Work to be completed
Scan the following material for the string "conditions" and copy each line in which it appears.

[Collected data entries]
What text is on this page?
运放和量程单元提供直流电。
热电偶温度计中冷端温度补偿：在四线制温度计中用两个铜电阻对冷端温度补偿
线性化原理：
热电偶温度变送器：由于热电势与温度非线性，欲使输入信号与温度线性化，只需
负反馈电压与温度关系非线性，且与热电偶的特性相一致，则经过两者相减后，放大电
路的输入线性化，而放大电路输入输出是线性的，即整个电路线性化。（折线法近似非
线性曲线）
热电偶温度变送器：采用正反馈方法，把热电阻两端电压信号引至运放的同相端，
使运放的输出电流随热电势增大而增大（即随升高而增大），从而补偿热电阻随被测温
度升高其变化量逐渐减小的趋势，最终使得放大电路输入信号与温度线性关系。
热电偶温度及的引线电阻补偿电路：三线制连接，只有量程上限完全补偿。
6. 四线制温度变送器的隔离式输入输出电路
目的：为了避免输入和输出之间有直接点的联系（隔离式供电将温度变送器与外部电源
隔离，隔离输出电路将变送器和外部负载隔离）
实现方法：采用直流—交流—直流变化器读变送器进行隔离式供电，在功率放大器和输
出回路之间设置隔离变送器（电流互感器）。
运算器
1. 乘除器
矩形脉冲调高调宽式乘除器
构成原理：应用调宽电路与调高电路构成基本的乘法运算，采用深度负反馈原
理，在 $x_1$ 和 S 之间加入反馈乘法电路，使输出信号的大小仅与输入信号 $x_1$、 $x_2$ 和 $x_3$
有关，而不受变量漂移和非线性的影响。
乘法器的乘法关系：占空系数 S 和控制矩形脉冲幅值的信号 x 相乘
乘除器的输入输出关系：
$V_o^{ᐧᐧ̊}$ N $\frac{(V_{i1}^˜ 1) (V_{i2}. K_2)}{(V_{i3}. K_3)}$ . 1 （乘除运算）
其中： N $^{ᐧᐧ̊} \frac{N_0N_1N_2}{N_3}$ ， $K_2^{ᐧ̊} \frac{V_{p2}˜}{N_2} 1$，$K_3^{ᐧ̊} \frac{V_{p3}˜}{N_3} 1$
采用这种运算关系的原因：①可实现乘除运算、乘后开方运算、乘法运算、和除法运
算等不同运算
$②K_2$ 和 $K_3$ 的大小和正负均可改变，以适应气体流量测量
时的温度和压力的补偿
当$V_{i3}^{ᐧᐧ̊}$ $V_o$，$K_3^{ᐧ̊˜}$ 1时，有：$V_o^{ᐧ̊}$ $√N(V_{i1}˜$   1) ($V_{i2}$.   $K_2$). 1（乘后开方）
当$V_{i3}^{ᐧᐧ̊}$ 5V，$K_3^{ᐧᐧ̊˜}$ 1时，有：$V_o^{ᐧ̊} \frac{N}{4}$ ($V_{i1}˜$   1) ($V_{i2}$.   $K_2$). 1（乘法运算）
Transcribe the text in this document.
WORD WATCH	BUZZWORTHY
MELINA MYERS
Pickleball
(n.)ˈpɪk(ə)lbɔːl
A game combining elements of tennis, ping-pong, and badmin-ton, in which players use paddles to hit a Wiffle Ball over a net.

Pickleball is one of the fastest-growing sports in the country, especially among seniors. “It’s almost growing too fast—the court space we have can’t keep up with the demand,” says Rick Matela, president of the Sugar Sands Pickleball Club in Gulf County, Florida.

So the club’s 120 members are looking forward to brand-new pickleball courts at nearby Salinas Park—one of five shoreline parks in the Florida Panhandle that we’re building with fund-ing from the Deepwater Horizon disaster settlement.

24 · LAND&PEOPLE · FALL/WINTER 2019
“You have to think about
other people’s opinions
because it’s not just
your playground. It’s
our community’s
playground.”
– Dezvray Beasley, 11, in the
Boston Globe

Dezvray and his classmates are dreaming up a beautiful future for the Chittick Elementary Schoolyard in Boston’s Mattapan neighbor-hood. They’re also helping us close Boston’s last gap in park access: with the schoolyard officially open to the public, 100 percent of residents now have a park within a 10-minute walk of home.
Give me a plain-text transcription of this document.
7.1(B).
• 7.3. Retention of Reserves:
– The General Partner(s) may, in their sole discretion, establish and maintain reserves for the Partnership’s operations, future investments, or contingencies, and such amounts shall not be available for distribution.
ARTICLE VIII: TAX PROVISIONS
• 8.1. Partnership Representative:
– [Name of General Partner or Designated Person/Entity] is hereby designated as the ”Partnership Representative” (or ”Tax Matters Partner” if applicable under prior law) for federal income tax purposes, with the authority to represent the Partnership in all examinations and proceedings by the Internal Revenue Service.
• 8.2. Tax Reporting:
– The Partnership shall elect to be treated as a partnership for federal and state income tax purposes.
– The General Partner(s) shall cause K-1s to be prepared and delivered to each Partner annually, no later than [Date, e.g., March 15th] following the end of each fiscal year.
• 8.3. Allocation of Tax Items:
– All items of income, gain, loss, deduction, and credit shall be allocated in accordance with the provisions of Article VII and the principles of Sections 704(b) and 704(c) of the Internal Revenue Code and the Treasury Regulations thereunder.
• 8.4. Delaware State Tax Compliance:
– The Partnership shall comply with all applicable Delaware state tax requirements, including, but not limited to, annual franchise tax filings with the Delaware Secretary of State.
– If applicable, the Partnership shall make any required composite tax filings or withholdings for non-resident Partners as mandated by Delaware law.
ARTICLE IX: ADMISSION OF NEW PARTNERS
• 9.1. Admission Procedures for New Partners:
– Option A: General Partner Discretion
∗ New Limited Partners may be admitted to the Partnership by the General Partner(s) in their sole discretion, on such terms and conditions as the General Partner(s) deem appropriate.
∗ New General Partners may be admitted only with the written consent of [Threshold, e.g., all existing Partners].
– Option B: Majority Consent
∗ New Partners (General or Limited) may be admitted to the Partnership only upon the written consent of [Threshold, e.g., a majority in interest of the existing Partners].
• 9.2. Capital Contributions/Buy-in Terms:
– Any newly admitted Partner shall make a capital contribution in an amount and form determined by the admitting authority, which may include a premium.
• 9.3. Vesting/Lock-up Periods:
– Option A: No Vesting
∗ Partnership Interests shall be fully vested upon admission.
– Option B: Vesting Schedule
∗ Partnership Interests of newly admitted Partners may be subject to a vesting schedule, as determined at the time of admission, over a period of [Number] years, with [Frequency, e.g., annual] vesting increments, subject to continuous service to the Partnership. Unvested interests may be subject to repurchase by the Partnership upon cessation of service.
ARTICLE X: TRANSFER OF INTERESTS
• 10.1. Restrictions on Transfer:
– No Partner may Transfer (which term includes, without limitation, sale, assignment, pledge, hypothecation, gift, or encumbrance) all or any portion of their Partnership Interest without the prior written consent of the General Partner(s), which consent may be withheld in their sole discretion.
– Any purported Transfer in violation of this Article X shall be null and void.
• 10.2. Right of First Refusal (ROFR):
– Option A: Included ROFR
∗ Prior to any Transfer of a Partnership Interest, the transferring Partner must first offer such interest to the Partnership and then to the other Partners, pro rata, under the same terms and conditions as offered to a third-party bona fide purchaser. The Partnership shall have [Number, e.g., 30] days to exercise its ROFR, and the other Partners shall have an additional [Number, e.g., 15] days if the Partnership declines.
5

Problem solution
∗ New Limited Partners may be admitted to the Partnership by the General Partner(s) in their sole discretion, on such terms and conditions as the General Partner(s) deem appropriate.
∗ Prior to any Transfer of a Partnership Interest, the transferring Partner must first offer such interest to the Partnership and then to the other Partners, pro rata, under the same terms and conditions as offered to a third-party bona fide purchaser. The Partnership shall have [Number, e.g., 30] days to exercise its ROFR, and the other Partners shall have an additional [Number, e.g., 15] days if the Partnership declines.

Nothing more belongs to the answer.